Do this
Reply with one number: the count of lines in the data that hold the string "Helt".

[Entries taken from a collection]
* * * * *
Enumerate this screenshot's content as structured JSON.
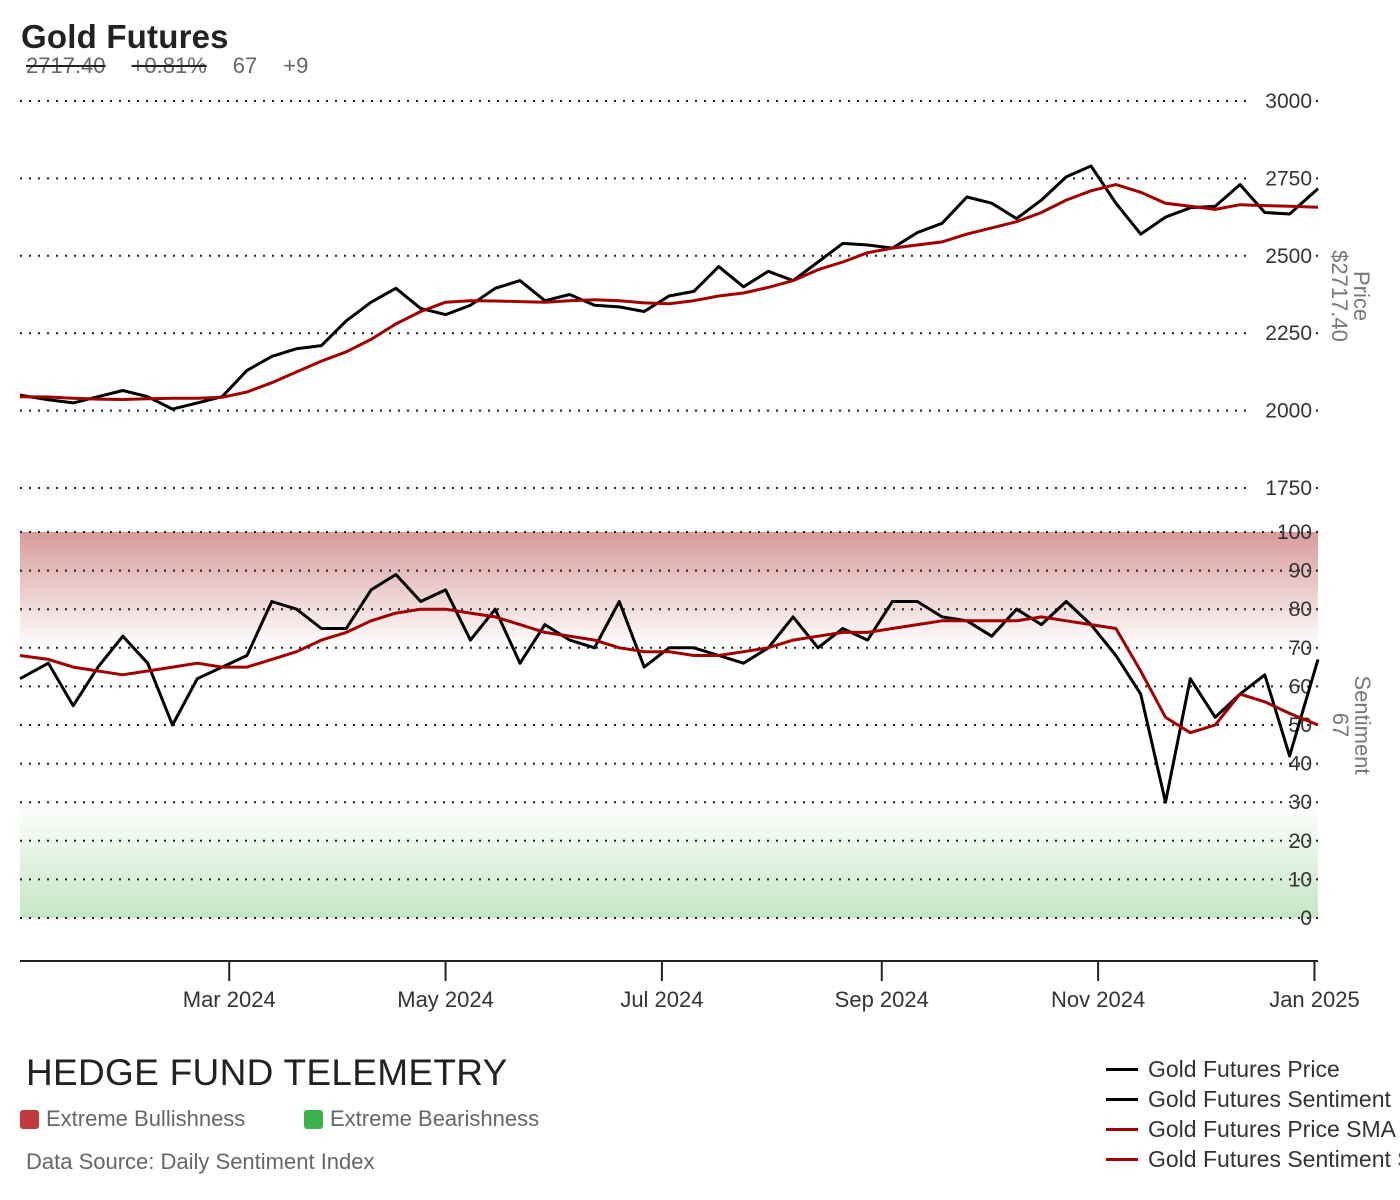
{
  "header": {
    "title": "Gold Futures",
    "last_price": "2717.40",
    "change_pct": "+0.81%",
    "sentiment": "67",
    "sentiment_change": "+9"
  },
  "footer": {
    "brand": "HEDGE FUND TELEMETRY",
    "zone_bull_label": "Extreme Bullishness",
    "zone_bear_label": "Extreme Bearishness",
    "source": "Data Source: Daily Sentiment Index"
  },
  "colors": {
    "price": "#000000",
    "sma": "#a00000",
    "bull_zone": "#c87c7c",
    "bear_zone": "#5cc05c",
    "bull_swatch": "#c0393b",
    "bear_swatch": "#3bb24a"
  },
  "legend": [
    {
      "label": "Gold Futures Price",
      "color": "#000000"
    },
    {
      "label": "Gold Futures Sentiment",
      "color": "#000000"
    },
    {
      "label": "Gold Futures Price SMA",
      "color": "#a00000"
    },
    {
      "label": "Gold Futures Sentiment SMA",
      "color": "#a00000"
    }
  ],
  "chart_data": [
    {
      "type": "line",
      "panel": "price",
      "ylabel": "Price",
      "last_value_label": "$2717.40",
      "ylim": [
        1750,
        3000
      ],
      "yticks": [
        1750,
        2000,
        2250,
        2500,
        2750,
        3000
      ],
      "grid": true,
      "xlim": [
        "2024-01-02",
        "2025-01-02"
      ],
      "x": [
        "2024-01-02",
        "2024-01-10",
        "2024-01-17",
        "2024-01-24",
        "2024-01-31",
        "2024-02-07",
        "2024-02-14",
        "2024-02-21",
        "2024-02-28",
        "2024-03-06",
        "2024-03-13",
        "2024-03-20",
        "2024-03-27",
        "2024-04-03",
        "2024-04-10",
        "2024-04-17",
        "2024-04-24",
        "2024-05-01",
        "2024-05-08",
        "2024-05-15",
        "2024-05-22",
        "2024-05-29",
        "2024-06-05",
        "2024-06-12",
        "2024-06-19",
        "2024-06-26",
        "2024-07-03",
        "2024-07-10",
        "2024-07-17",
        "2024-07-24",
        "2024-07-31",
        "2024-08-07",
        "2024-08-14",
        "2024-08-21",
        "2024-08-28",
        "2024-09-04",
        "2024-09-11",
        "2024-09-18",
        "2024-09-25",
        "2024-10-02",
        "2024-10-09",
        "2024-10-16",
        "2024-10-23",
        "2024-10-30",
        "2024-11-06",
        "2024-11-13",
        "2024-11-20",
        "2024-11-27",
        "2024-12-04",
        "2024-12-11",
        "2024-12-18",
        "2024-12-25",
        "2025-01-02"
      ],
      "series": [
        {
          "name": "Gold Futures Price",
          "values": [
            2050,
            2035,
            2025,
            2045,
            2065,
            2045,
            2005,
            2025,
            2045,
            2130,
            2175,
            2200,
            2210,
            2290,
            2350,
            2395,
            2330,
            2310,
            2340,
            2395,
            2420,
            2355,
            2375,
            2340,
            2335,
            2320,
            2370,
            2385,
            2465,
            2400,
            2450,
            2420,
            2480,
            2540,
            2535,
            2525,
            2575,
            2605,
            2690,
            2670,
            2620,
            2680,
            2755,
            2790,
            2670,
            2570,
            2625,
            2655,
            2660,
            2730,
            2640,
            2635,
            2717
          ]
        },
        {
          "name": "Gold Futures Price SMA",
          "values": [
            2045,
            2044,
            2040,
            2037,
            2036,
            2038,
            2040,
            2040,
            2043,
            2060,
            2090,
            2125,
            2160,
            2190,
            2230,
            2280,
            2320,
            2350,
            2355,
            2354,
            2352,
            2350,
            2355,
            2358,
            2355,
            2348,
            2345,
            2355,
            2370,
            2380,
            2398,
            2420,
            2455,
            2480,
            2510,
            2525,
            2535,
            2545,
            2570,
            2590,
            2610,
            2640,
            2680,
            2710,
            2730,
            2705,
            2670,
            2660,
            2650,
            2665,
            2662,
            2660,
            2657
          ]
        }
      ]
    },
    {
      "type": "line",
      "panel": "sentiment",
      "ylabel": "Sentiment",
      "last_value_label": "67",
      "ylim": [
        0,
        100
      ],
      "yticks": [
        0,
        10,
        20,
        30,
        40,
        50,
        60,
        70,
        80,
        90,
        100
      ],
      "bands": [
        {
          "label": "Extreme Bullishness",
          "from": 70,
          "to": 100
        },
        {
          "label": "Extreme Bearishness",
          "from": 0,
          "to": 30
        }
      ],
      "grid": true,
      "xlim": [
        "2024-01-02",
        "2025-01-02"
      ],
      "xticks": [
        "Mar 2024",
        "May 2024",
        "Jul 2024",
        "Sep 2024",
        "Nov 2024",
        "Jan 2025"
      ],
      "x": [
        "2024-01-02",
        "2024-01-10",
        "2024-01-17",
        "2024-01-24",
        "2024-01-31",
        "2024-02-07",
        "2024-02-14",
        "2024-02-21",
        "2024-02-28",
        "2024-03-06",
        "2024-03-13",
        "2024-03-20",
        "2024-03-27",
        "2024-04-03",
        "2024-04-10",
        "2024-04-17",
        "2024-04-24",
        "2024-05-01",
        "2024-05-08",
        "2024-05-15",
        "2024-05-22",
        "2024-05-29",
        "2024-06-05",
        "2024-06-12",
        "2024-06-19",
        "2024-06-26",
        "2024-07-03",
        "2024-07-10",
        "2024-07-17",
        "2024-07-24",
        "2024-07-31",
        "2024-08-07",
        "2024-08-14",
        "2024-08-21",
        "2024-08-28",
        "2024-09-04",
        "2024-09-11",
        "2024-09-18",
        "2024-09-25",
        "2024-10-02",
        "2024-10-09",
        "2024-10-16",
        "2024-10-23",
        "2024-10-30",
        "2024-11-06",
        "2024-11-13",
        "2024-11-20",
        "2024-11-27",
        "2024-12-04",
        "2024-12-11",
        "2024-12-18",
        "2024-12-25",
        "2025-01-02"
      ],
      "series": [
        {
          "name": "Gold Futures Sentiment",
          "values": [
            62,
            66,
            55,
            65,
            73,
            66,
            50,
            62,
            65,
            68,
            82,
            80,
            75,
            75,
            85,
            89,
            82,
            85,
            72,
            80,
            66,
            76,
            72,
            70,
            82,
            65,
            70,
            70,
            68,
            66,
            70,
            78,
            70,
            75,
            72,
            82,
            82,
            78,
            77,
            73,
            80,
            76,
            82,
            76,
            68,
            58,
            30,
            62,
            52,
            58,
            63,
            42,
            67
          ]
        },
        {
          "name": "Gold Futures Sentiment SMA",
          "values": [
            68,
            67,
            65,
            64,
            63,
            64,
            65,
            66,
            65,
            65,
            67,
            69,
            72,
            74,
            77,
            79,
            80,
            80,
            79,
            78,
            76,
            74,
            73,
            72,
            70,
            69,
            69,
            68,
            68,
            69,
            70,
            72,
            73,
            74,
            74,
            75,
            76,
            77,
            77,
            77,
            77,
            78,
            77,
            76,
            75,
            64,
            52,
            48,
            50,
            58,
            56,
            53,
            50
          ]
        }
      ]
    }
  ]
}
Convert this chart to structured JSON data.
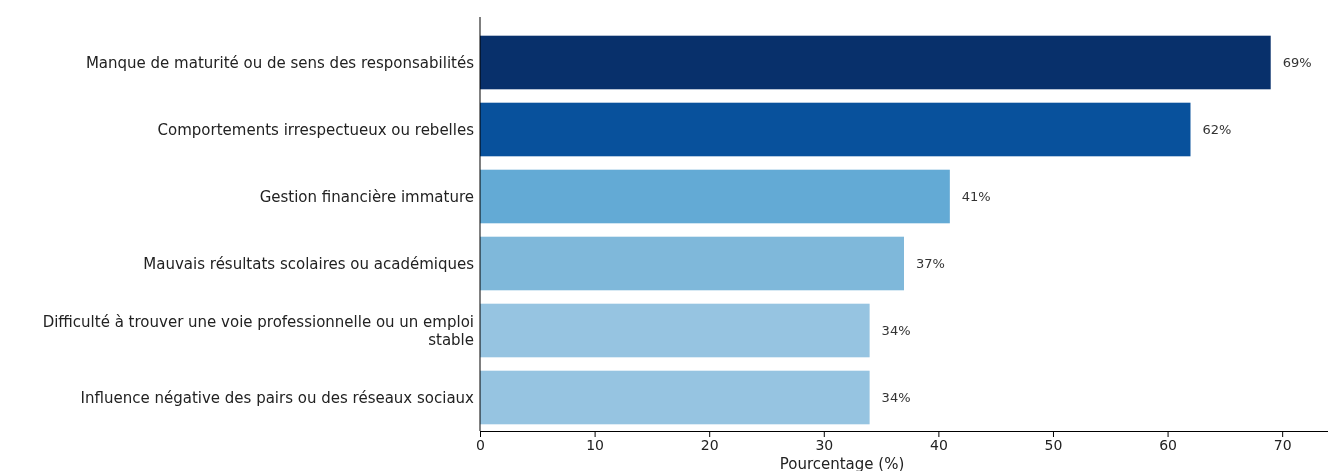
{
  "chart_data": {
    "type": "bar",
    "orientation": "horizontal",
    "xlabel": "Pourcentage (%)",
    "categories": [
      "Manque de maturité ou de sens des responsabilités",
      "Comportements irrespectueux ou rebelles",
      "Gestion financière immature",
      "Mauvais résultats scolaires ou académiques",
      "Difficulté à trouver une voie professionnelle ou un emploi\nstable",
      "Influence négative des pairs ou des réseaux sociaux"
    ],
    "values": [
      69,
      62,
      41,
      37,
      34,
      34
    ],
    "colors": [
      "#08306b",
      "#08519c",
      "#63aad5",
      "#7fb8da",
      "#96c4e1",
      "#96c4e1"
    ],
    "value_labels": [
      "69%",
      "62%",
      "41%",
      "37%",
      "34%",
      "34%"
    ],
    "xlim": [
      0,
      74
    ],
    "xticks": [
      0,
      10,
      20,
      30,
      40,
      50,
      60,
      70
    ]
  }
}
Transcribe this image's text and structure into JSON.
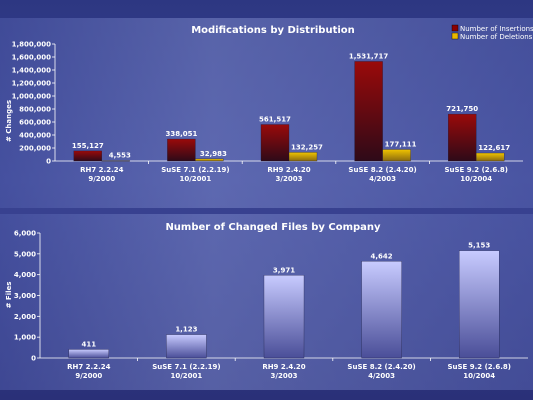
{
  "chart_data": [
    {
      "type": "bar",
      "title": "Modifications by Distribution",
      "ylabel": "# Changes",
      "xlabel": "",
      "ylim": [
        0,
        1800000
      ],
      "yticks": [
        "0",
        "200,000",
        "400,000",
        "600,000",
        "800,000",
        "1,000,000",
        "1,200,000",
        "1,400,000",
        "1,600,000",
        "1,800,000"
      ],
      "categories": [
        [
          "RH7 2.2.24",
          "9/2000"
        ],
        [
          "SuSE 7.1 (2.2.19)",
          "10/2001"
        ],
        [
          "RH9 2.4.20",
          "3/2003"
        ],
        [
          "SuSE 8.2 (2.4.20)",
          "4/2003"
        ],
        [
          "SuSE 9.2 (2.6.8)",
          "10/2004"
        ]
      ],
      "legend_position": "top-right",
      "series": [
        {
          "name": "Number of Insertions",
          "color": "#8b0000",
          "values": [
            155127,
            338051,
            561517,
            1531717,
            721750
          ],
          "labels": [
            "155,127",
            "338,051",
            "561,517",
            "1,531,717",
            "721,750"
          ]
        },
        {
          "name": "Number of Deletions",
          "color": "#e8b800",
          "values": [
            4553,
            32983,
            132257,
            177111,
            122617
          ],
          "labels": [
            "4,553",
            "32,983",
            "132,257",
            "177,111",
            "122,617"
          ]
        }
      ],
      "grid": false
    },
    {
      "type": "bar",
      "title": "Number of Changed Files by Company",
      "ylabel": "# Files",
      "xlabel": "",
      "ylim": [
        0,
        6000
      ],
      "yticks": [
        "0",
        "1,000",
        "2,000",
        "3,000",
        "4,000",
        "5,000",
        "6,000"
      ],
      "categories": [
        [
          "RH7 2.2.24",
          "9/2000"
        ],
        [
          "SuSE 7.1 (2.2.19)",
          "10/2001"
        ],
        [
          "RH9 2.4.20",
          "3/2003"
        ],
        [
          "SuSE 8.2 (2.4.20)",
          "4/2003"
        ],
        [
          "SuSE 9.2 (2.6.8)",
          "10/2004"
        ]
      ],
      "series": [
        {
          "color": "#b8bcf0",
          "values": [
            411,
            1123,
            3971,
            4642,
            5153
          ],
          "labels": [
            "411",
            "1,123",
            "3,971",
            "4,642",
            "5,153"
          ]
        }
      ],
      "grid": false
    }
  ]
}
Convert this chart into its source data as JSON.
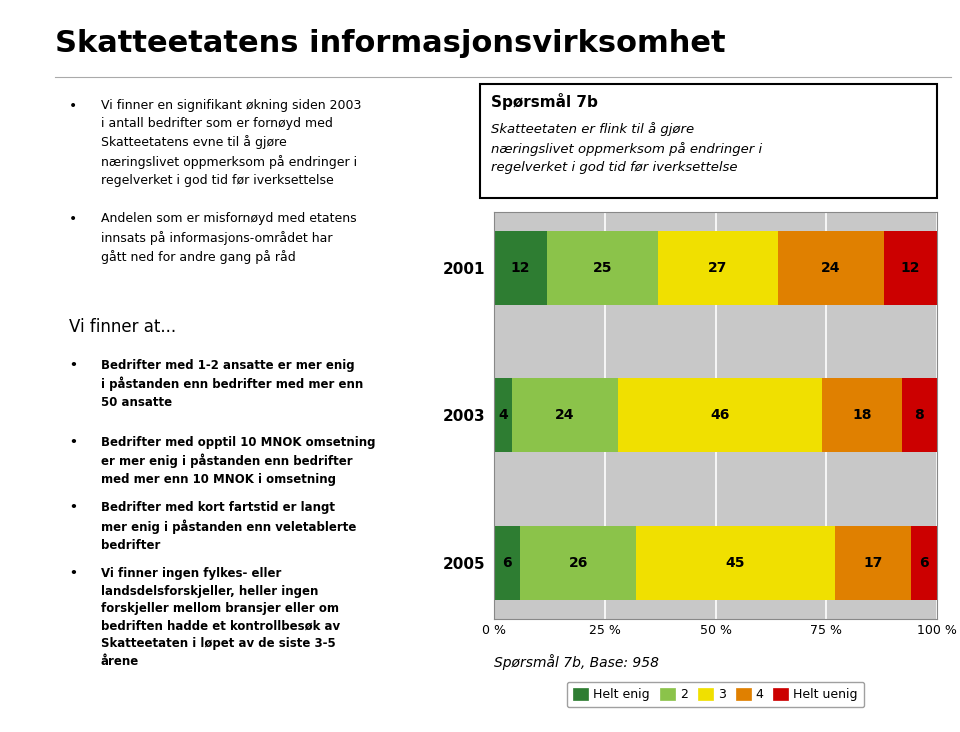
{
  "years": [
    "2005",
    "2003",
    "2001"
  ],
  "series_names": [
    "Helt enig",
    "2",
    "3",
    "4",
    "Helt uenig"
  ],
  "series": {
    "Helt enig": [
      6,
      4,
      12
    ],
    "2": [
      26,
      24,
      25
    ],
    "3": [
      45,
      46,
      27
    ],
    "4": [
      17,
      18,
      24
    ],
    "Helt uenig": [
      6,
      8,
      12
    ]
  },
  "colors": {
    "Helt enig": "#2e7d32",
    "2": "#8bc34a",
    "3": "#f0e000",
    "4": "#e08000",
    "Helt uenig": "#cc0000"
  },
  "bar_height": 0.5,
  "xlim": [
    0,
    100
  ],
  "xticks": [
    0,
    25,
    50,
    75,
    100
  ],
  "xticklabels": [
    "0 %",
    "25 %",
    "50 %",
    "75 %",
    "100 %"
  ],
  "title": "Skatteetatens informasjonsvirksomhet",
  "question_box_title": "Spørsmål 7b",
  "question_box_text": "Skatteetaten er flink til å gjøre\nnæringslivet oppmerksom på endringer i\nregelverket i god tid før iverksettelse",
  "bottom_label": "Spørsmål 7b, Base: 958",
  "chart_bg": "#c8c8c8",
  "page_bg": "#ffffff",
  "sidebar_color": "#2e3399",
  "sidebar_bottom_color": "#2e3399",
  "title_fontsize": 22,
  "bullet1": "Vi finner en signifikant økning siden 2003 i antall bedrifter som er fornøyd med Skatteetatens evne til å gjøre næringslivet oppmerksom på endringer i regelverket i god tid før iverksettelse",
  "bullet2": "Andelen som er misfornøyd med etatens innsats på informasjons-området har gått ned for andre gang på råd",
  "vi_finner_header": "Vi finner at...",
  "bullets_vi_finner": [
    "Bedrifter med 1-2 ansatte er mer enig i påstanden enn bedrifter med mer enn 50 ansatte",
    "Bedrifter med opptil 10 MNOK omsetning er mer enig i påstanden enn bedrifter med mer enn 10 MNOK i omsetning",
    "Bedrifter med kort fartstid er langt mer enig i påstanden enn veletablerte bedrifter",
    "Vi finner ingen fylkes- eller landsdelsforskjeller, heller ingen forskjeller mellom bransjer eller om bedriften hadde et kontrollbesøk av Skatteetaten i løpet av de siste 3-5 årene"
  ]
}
* * * * *
Reply
6